▸ STATED EXERCISE:
Copy out all of the material, matching it word for word.

----------

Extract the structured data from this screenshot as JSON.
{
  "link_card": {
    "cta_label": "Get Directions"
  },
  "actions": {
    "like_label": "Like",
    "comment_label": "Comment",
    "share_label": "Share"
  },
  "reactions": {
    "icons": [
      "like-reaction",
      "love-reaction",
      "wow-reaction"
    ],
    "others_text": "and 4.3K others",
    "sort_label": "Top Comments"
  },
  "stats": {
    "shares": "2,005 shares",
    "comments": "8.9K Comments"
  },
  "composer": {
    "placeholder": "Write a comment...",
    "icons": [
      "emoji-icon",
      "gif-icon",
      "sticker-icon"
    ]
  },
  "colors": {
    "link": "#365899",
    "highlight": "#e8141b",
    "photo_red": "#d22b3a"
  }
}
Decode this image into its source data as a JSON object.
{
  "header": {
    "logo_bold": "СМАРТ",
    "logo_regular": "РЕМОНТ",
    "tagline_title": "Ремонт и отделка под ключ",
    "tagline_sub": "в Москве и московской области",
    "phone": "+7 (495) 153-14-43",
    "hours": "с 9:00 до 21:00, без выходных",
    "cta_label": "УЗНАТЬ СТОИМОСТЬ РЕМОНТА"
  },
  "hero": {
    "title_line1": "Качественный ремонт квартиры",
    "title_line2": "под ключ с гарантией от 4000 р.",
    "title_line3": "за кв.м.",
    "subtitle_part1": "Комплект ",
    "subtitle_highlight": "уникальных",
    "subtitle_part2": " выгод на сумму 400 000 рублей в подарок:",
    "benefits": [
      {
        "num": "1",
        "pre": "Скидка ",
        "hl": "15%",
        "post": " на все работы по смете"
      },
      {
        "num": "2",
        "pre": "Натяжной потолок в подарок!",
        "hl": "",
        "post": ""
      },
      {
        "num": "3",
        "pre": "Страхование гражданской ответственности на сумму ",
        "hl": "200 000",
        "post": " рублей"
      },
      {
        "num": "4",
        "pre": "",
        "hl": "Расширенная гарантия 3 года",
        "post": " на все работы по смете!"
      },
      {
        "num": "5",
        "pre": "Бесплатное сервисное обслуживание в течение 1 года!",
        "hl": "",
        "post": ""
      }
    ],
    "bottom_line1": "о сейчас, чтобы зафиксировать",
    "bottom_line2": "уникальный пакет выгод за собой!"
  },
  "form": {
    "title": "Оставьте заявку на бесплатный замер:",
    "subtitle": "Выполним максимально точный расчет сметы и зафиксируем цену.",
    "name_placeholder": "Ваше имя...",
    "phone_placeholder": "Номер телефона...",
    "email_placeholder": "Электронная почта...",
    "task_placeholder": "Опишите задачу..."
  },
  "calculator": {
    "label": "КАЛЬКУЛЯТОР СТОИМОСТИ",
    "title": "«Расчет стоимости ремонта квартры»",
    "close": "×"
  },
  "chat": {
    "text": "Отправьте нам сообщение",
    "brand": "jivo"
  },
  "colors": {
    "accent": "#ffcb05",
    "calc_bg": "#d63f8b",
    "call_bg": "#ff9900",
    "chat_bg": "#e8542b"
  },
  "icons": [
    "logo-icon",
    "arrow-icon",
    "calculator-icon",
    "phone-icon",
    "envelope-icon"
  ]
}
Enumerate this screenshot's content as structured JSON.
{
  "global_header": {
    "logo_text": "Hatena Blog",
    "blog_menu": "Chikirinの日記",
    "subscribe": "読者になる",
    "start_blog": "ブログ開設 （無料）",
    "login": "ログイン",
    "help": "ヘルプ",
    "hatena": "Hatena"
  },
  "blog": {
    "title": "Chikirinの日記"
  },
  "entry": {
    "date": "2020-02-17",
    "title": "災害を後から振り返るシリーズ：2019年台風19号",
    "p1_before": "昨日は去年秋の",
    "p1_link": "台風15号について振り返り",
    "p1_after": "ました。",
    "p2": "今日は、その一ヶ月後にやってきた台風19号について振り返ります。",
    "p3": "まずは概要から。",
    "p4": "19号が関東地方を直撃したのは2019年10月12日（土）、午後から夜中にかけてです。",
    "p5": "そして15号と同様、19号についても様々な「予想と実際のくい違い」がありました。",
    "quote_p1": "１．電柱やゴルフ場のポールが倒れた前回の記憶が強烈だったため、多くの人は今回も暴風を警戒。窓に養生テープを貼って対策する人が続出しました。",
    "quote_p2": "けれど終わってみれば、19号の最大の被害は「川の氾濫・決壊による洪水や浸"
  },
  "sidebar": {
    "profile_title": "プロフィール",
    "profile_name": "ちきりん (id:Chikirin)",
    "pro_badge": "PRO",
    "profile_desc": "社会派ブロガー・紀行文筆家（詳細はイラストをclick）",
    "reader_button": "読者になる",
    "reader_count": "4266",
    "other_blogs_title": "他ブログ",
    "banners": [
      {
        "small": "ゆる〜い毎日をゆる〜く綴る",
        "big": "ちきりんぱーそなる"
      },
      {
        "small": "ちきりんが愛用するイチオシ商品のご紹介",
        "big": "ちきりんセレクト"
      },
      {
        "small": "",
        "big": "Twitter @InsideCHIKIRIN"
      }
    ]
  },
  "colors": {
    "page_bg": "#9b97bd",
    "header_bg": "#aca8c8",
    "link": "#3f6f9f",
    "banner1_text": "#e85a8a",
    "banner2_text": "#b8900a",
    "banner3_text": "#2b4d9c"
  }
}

----------

▸ EXERCISE RESULT:
Extract the structured data from this screenshot as JSON.
{
  "link_card": {
    "cta_label": "Get Directions"
  },
  "actions": {
    "like_label": "Like",
    "comment_label": "Comment",
    "share_label": "Share"
  },
  "reactions": {
    "icons": [
      "like-reaction",
      "love-reaction",
      "wow-reaction"
    ],
    "others_text": "and 4.3K others",
    "sort_label": "Top Comments"
  },
  "stats": {
    "shares": "2,005 shares",
    "comments": "8.9K Comments"
  },
  "composer": {
    "placeholder": "Write a comment...",
    "icons": [
      "emoji-icon",
      "gif-icon",
      "sticker-icon"
    ]
  },
  "colors": {
    "link": "#365899",
    "highlight": "#e8141b",
    "photo_red": "#d22b3a"
  }
}
Decode this image into its source data as a JSON object.
{
  "header": {
    "logo_bold": "СМАРТ",
    "logo_regular": "РЕМОНТ",
    "tagline_title": "Ремонт и отделка под ключ",
    "tagline_sub": "в Москве и московской области",
    "phone": "+7 (495) 153-14-43",
    "hours": "с 9:00 до 21:00, без выходных",
    "cta_label": "УЗНАТЬ СТОИМОСТЬ РЕМОНТА"
  },
  "hero": {
    "title_line1": "Качественный ремонт квартиры",
    "title_line2": "под ключ с гарантией от 4000 р.",
    "title_line3": "за кв.м.",
    "subtitle_part1": "Комплект ",
    "subtitle_highlight": "уникальных",
    "subtitle_part2": " выгод на сумму 400 000 рублей в подарок:",
    "benefits": [
      {
        "num": "1",
        "pre": "Скидка ",
        "hl": "15%",
        "post": " на все работы по смете"
      },
      {
        "num": "2",
        "pre": "Натяжной потолок в подарок!",
        "hl": "",
        "post": ""
      },
      {
        "num": "3",
        "pre": "Страхование гражданской ответственности на сумму ",
        "hl": "200 000",
        "post": " рублей"
      },
      {
        "num": "4",
        "pre": "",
        "hl": "Расширенная гарантия 3 года",
        "post": " на все работы по смете!"
      },
      {
        "num": "5",
        "pre": "Бесплатное сервисное обслуживание в течение 1 года!",
        "hl": "",
        "post": ""
      }
    ],
    "bottom_line1": "о сейчас, чтобы зафиксировать",
    "bottom_line2": "уникальный пакет выгод за собой!"
  },
  "form": {
    "title": "Оставьте заявку на бесплатный замер:",
    "subtitle": "Выполним максимально точный расчет сметы и зафиксируем цену.",
    "name_placeholder": "Ваше имя...",
    "phone_placeholder": "Номер телефона...",
    "email_placeholder": "Электронная почта...",
    "task_placeholder": "Опишите задачу..."
  },
  "calculator": {
    "label": "КАЛЬКУЛЯТОР СТОИМОСТИ",
    "title": "«Расчет стоимости ремонта квартры»",
    "close": "×"
  },
  "chat": {
    "text": "Отправьте нам сообщение",
    "brand": "jivo"
  },
  "colors": {
    "accent": "#ffcb05",
    "calc_bg": "#d63f8b",
    "call_bg": "#ff9900",
    "chat_bg": "#e8542b"
  },
  "icons": [
    "logo-icon",
    "arrow-icon",
    "calculator-icon",
    "phone-icon",
    "envelope-icon"
  ]
}
Enumerate this screenshot's content as structured JSON.
{
  "global_header": {
    "logo_text": "Hatena Blog",
    "blog_menu": "Chikirinの日記",
    "subscribe": "読者になる",
    "start_blog": "ブログ開設 （無料）",
    "login": "ログイン",
    "help": "ヘルプ",
    "hatena": "Hatena"
  },
  "blog": {
    "title": "Chikirinの日記"
  },
  "entry": {
    "date": "2020-02-17",
    "title": "災害を後から振り返るシリーズ：2019年台風19号",
    "p1_before": "昨日は去年秋の",
    "p1_link": "台風15号について振り返り",
    "p1_after": "ました。",
    "p2": "今日は、その一ヶ月後にやってきた台風19号について振り返ります。",
    "p3": "まずは概要から。",
    "p4": "19号が関東地方を直撃したのは2019年10月12日（土）、午後から夜中にかけてです。",
    "p5": "そして15号と同様、19号についても様々な「予想と実際のくい違い」がありました。",
    "quote_p1": "１．電柱やゴルフ場のポールが倒れた前回の記憶が強烈だったため、多くの人は今回も暴風を警戒。窓に養生テープを貼って対策する人が続出しました。",
    "quote_p2": "けれど終わってみれば、19号の最大の被害は「川の氾濫・決壊による洪水や浸"
  },
  "sidebar": {
    "profile_title": "プロフィール",
    "profile_name": "ちきりん (id:Chikirin)",
    "pro_badge": "PRO",
    "profile_desc": "社会派ブロガー・紀行文筆家（詳細はイラストをclick）",
    "reader_button": "読者になる",
    "reader_count": "4266",
    "other_blogs_title": "他ブログ",
    "banners": [
      {
        "small": "ゆる〜い毎日をゆる〜く綴る",
        "big": "ちきりんぱーそなる"
      },
      {
        "small": "ちきりんが愛用するイチオシ商品のご紹介",
        "big": "ちきりんセレクト"
      },
      {
        "small": "",
        "big": "Twitter @InsideCHIKIRIN"
      }
    ]
  },
  "colors": {
    "page_bg": "#9b97bd",
    "header_bg": "#aca8c8",
    "link": "#3f6f9f",
    "banner1_text": "#e85a8a",
    "banner2_text": "#b8900a",
    "banner3_text": "#2b4d9c"
  }
}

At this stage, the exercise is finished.